──────── DATASET RECORDS ────────

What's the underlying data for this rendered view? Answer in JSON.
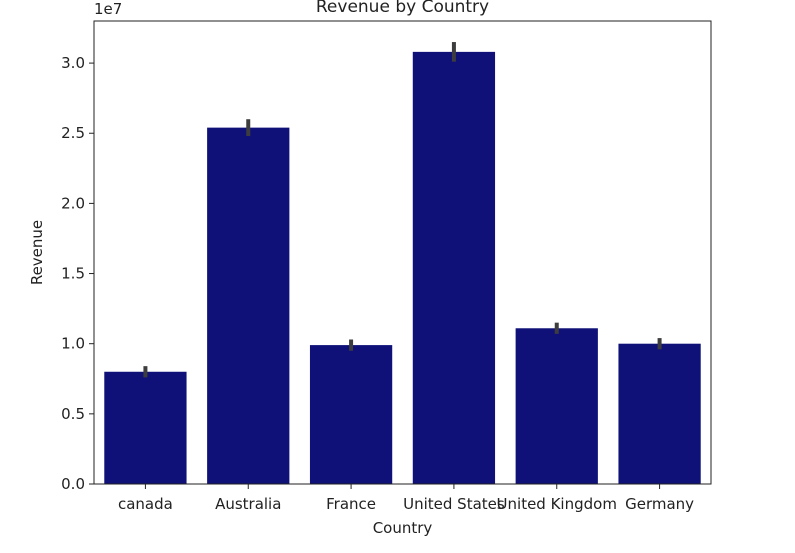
{
  "chart_data": {
    "type": "bar",
    "title": "Revenue by Country",
    "xlabel": "Country",
    "ylabel": "Revenue",
    "y_scale_label": "1e7",
    "categories": [
      "canada",
      "Australia",
      "France",
      "United States",
      "United Kingdom",
      "Germany"
    ],
    "values": [
      0.8,
      2.54,
      0.99,
      3.08,
      1.11,
      1.0
    ],
    "error_low": [
      0.76,
      2.48,
      0.95,
      3.01,
      1.07,
      0.96
    ],
    "error_high": [
      0.84,
      2.6,
      1.03,
      3.15,
      1.15,
      1.04
    ],
    "ylim": [
      0,
      3.3
    ],
    "yticks": [
      0.0,
      0.5,
      1.0,
      1.5,
      2.0,
      2.5,
      3.0
    ],
    "ytick_labels": [
      "0.0",
      "0.5",
      "1.0",
      "1.5",
      "2.0",
      "2.5",
      "3.0"
    ],
    "grid": false,
    "legend": "none",
    "colors": {
      "bar": "#0F1178",
      "errorbar": "#3d3d3d",
      "axis": "#222222"
    }
  }
}
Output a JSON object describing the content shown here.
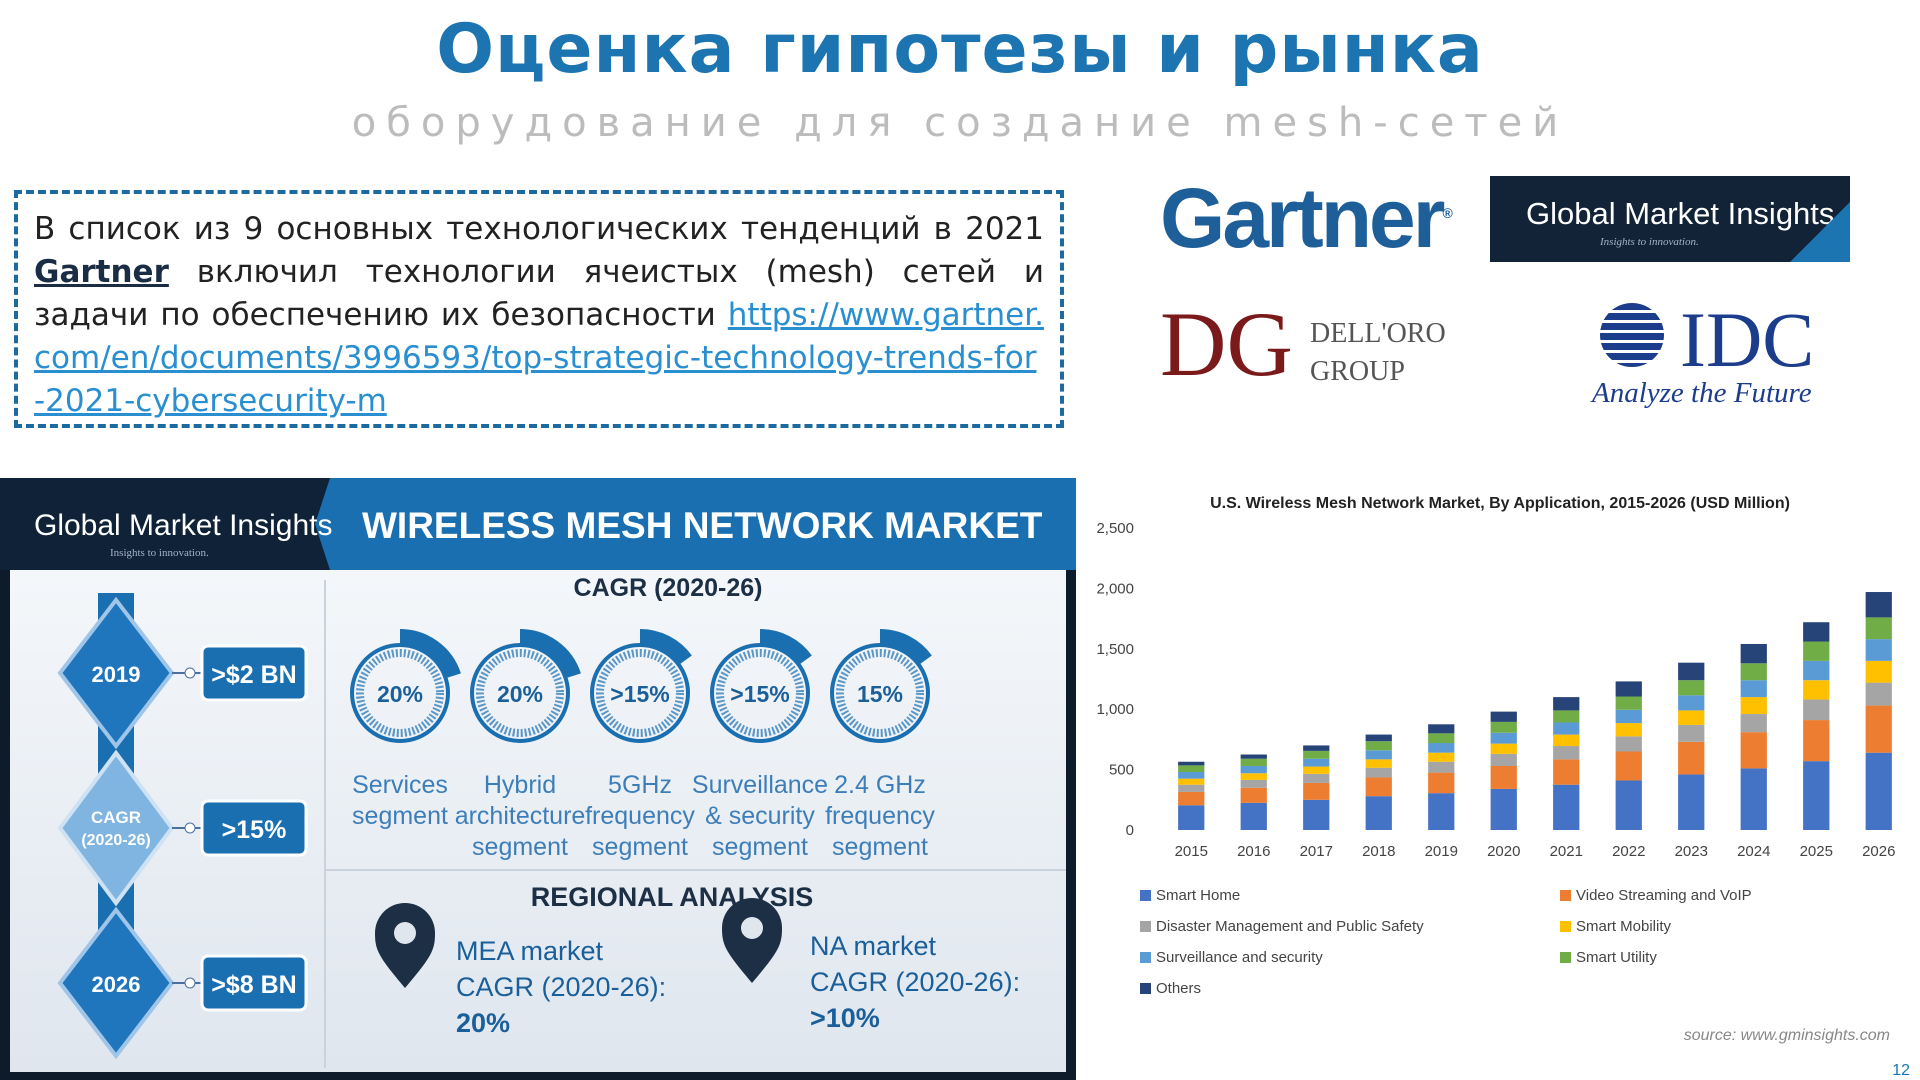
{
  "slide": {
    "title": "Оценка гипотезы и рынка",
    "subtitle": "оборудование для создание mesh-сетей",
    "page_number": "12"
  },
  "textbox": {
    "text_before": "В список из 9 основных  технологических тенденций в 2021",
    "bold_word": "Gartner",
    "text_after": "включил технологии ячеистых (mesh) сетей и задачи по обеспечению их безопасности",
    "link": "https://www.gartner.com/en/documents/3996593/top-strategic-technology-trends-for-2021-cybersecurity-m"
  },
  "logos": {
    "gartner": "Gartner",
    "gartner_mark": "®",
    "gmi_name": "Global Market Insights",
    "gmi_tagline": "Insights to innovation.",
    "delloro_line1": "DELL'ORO",
    "delloro_line2": "GROUP",
    "idc_name": "IDC",
    "idc_tagline": "Analyze the Future",
    "colors": {
      "gartner": "#1e5f99",
      "gmi_bg": "#122338",
      "delloro": "#7a1a1a",
      "idc": "#1c3c8c"
    }
  },
  "infographic": {
    "brand": "Global Market Insights",
    "brand_tag": "Insights to innovation.",
    "title": "WIRELESS MESH NETWORK MARKET",
    "cagr_header": "CAGR (2020-26)",
    "timeline": [
      {
        "label": "2019",
        "value": ">$2 BN"
      },
      {
        "label_line1": "CAGR",
        "label_line2": "(2020-26)",
        "value": ">15%"
      },
      {
        "label": "2026",
        "value": ">$8 BN"
      }
    ],
    "segments": [
      {
        "pct": "20%",
        "line1": "Services",
        "line2": "segment",
        "line3": "",
        "fill": 0.2
      },
      {
        "pct": "20%",
        "line1": "Hybrid",
        "line2": "architecture",
        "line3": "segment",
        "fill": 0.2
      },
      {
        "pct": ">15%",
        "line1": "5GHz",
        "line2": "frequency",
        "line3": "segment",
        "fill": 0.15
      },
      {
        "pct": ">15%",
        "line1": "Surveillance",
        "line2": "& security",
        "line3": "segment",
        "fill": 0.15
      },
      {
        "pct": "15%",
        "line1": "2.4 GHz",
        "line2": "frequency",
        "line3": "segment",
        "fill": 0.15
      }
    ],
    "regional_header": "REGIONAL ANALYSIS",
    "regions": [
      {
        "line1": "MEA market",
        "line2": "CAGR (2020-26):",
        "line3": "20%"
      },
      {
        "line1": "NA market",
        "line2": "CAGR (2020-26):",
        "line3": ">10%"
      }
    ]
  },
  "chart_data": {
    "type": "bar",
    "stacked": true,
    "title": "U.S. Wireless Mesh Network Market, By Application, 2015-2026 (USD Million)",
    "categories": [
      "2015",
      "2016",
      "2017",
      "2018",
      "2019",
      "2020",
      "2021",
      "2022",
      "2023",
      "2024",
      "2025",
      "2026"
    ],
    "yticks": [
      "0",
      "500",
      "1,000",
      "1,500",
      "2,000",
      "2,500"
    ],
    "ylim": [
      0,
      2500
    ],
    "legend_position": "bottom",
    "series": [
      {
        "name": "Smart Home",
        "color": "#4472c4",
        "values": [
          205,
          225,
          250,
          280,
          305,
          340,
          375,
          410,
          460,
          510,
          570,
          640
        ]
      },
      {
        "name": "Video Streaming and VoIP",
        "color": "#ed7d31",
        "values": [
          110,
          125,
          140,
          155,
          170,
          190,
          210,
          240,
          270,
          300,
          340,
          390
        ]
      },
      {
        "name": "Disaster Management and Public Safety",
        "color": "#a5a5a5",
        "values": [
          60,
          65,
          75,
          80,
          90,
          100,
          110,
          125,
          140,
          150,
          170,
          190
        ]
      },
      {
        "name": "Smart Mobility",
        "color": "#ffc000",
        "values": [
          50,
          55,
          60,
          70,
          75,
          85,
          95,
          110,
          120,
          140,
          160,
          180
        ]
      },
      {
        "name": "Surveillance and security",
        "color": "#5b9bd5",
        "values": [
          55,
          60,
          65,
          75,
          80,
          90,
          100,
          110,
          125,
          140,
          160,
          180
        ]
      },
      {
        "name": "Smart Utility",
        "color": "#70ad47",
        "values": [
          55,
          60,
          65,
          75,
          80,
          90,
          100,
          110,
          125,
          140,
          160,
          180
        ]
      },
      {
        "name": "Others",
        "color": "#264478",
        "values": [
          30,
          35,
          45,
          55,
          75,
          85,
          110,
          125,
          145,
          160,
          160,
          210
        ]
      }
    ],
    "source": "source: www.gminsights.com"
  }
}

────────

PROBLEM DETAILS:
Copy each line of the listing that holds the word "Global".

EXERCISE ANSWER:
    "gmi_name": "Global Market Insights",
    "brand": "Global Market Insights",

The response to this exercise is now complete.